- _Task statement_
Lines containing the word "Reversed" are the ones to copy from the records below.

Data records
((

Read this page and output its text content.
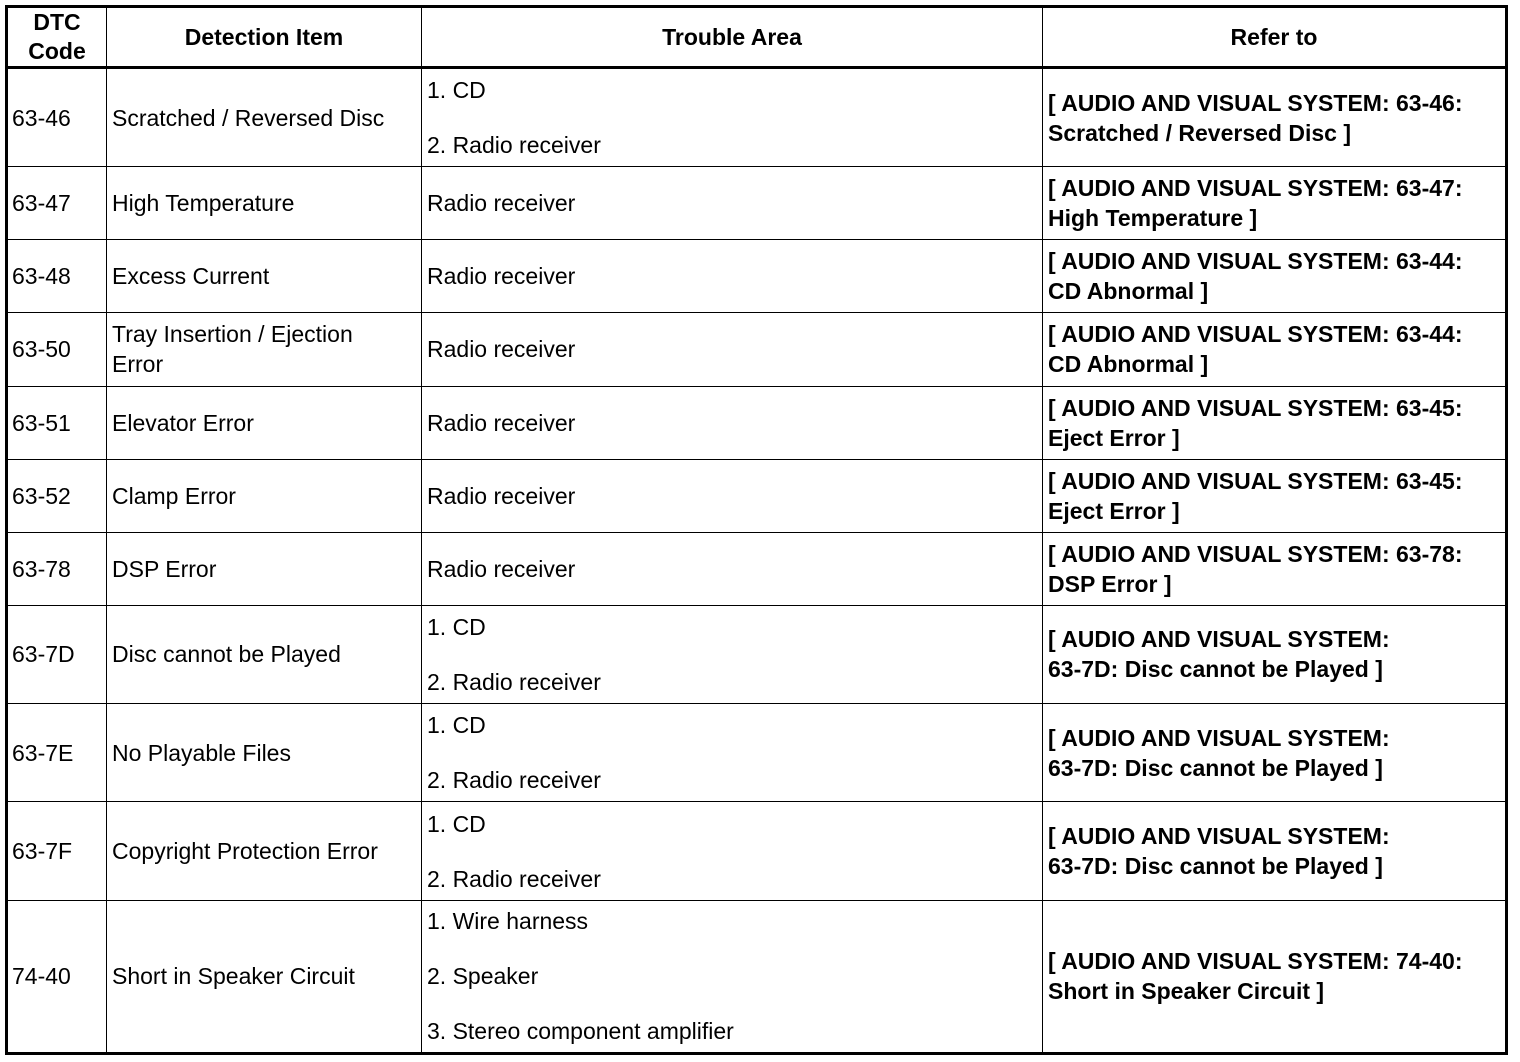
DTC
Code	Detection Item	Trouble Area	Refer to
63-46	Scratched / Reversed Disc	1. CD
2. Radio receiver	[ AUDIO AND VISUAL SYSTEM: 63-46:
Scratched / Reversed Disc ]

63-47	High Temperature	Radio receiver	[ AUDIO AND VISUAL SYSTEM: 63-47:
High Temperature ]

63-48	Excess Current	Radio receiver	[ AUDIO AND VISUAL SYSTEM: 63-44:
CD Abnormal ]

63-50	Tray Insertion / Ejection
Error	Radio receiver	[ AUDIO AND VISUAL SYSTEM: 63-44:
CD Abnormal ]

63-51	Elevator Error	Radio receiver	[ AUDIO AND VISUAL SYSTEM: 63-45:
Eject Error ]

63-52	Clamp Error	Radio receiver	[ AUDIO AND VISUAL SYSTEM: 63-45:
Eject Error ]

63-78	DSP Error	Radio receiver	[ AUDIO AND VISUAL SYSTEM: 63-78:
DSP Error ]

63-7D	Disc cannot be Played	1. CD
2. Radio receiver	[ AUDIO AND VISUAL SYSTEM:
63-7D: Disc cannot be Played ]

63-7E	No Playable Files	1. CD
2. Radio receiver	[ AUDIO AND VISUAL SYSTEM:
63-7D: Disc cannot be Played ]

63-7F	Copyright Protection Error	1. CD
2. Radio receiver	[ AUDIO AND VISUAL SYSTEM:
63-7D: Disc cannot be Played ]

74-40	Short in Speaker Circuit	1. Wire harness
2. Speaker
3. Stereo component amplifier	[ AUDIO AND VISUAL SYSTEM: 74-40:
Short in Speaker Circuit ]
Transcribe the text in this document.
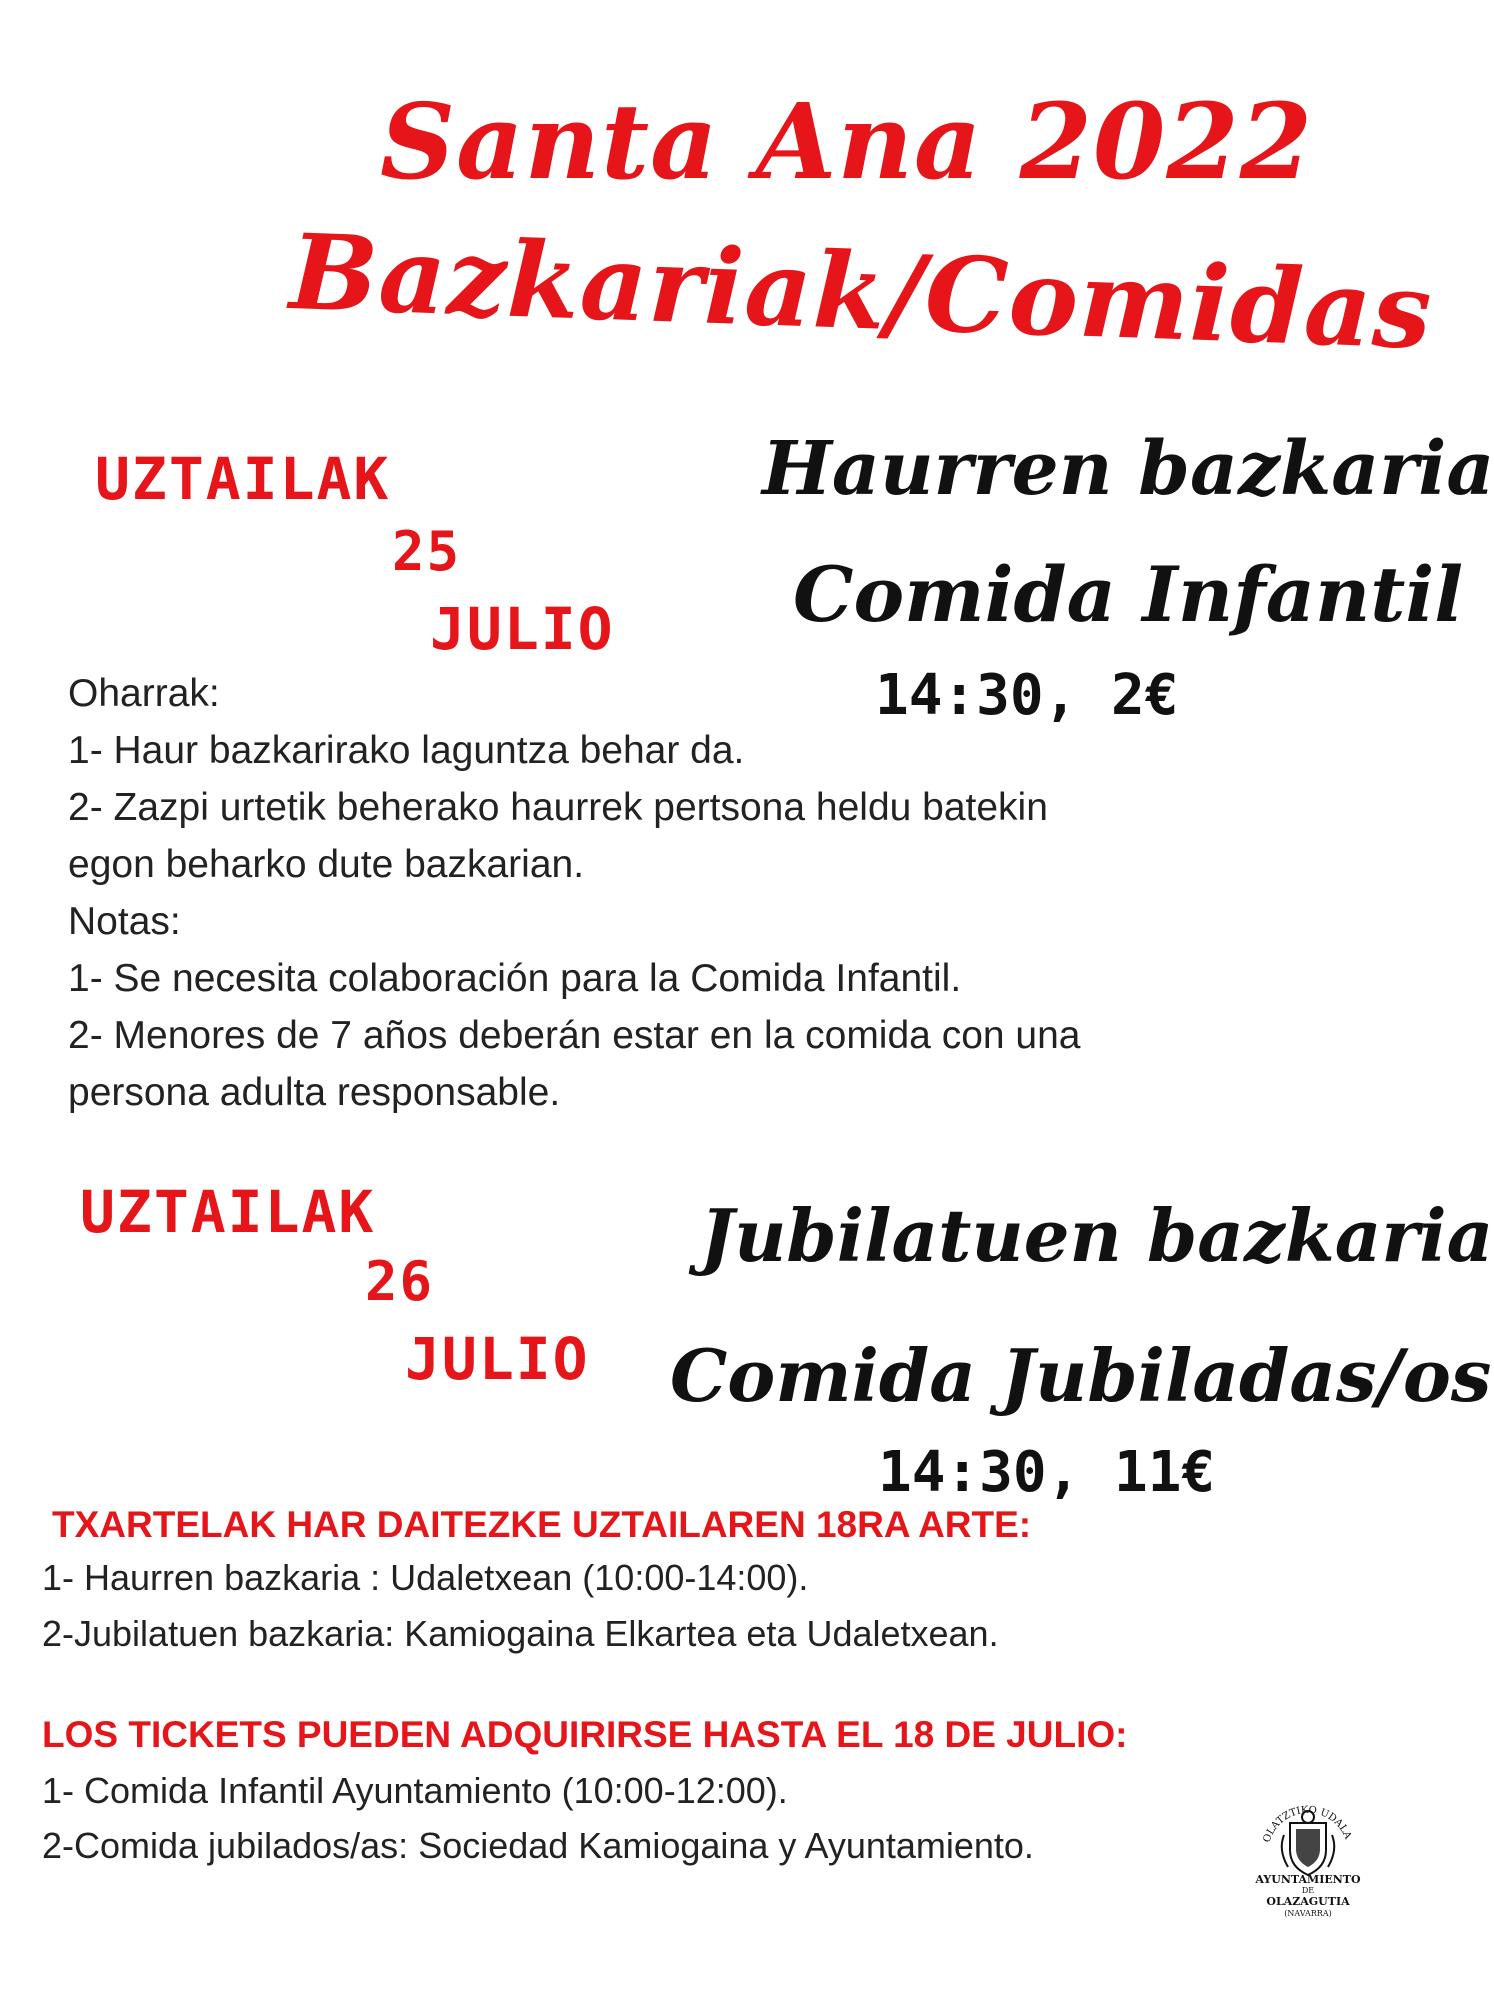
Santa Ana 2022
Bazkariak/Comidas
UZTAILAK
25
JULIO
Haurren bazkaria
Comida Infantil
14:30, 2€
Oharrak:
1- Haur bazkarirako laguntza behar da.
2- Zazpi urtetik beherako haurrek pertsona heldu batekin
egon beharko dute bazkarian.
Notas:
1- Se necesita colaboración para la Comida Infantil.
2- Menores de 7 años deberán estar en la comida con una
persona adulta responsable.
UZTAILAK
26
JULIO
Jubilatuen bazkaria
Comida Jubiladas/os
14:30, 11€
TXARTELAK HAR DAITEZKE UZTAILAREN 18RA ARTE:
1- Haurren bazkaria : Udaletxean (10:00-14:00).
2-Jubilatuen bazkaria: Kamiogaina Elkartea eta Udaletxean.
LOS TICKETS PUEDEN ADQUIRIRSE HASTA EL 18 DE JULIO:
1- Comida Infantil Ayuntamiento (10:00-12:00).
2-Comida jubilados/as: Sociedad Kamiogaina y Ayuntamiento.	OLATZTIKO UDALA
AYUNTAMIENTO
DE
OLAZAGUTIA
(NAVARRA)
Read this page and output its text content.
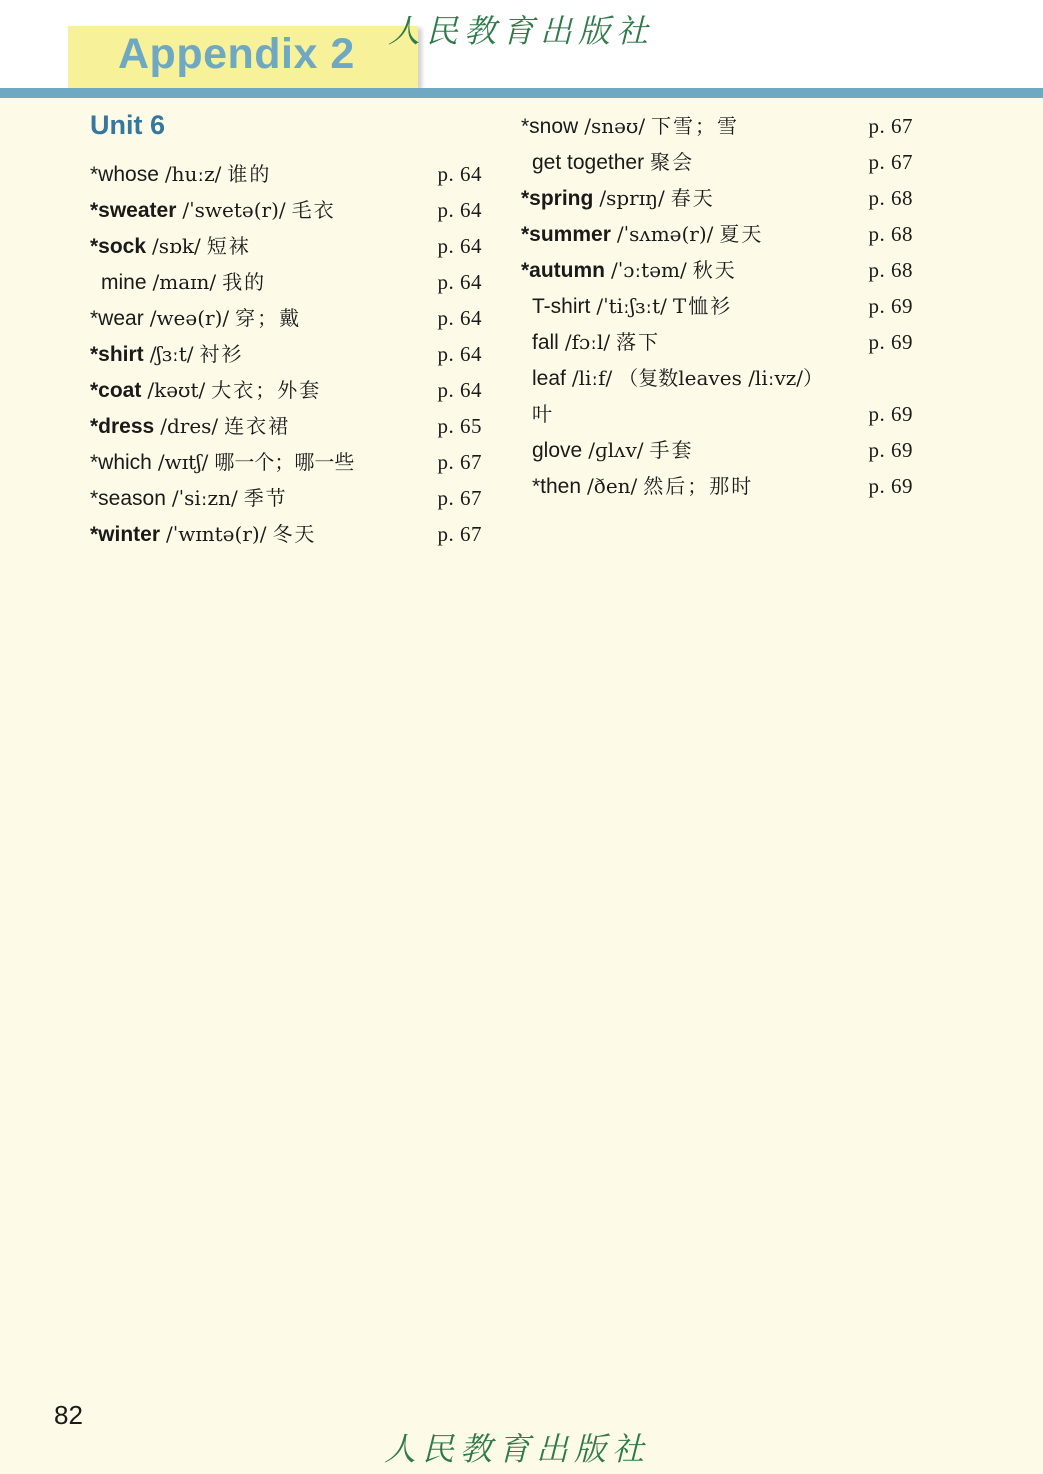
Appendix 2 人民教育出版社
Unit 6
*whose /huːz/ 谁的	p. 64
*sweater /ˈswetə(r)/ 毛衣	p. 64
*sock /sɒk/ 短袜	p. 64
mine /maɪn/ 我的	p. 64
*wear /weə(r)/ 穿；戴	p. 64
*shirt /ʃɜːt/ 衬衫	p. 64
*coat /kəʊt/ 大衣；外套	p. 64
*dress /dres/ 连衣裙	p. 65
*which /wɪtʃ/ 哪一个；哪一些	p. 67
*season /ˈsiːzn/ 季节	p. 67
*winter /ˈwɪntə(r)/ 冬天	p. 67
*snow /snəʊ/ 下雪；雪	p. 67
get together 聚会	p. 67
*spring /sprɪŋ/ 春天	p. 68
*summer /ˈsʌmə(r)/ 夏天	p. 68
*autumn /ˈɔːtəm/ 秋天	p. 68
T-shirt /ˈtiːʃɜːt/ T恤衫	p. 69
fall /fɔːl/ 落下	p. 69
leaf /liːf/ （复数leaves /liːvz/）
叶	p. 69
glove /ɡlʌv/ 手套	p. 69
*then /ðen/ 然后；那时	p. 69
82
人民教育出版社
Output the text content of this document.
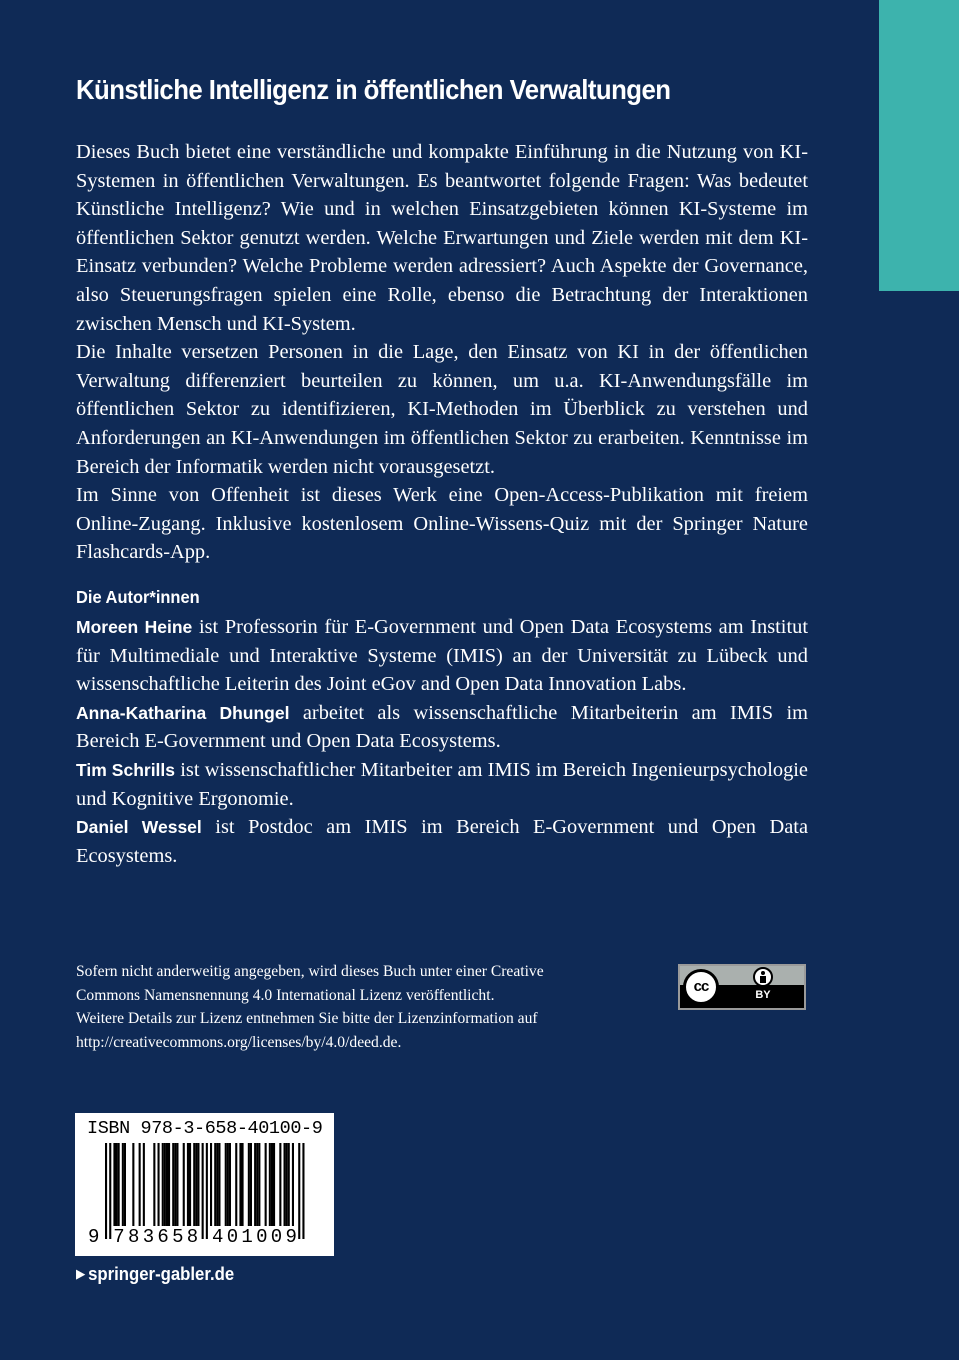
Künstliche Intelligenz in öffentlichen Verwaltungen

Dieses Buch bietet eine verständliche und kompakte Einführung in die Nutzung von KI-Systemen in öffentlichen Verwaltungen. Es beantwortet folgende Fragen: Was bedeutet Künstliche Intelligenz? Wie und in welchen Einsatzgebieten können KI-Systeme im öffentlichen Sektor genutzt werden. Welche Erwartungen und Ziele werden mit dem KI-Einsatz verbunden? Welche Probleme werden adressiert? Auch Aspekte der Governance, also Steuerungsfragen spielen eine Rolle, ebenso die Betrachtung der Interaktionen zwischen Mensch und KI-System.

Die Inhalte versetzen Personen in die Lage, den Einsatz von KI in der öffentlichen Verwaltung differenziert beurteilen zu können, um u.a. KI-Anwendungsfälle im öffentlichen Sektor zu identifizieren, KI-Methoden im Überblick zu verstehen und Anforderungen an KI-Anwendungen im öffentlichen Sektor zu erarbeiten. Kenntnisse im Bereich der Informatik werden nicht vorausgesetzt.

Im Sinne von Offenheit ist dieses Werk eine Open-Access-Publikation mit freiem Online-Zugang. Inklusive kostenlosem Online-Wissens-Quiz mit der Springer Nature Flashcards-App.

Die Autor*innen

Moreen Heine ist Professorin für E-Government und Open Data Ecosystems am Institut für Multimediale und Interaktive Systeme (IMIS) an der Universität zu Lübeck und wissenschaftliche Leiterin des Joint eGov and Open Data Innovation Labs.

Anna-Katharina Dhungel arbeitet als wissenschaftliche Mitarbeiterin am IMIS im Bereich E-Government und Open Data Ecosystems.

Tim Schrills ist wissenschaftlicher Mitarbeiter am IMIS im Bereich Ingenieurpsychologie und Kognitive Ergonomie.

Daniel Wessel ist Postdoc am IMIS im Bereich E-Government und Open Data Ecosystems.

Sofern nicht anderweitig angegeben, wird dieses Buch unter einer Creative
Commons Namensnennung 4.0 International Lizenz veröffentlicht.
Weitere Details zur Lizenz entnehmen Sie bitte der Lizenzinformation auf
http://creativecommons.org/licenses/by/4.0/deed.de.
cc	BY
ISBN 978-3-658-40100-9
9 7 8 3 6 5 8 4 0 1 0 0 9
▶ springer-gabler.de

))

- _Result for this exercise_
63-46	Scratched / Reversed Disc	1. CD
Scratched / Reversed Disc ]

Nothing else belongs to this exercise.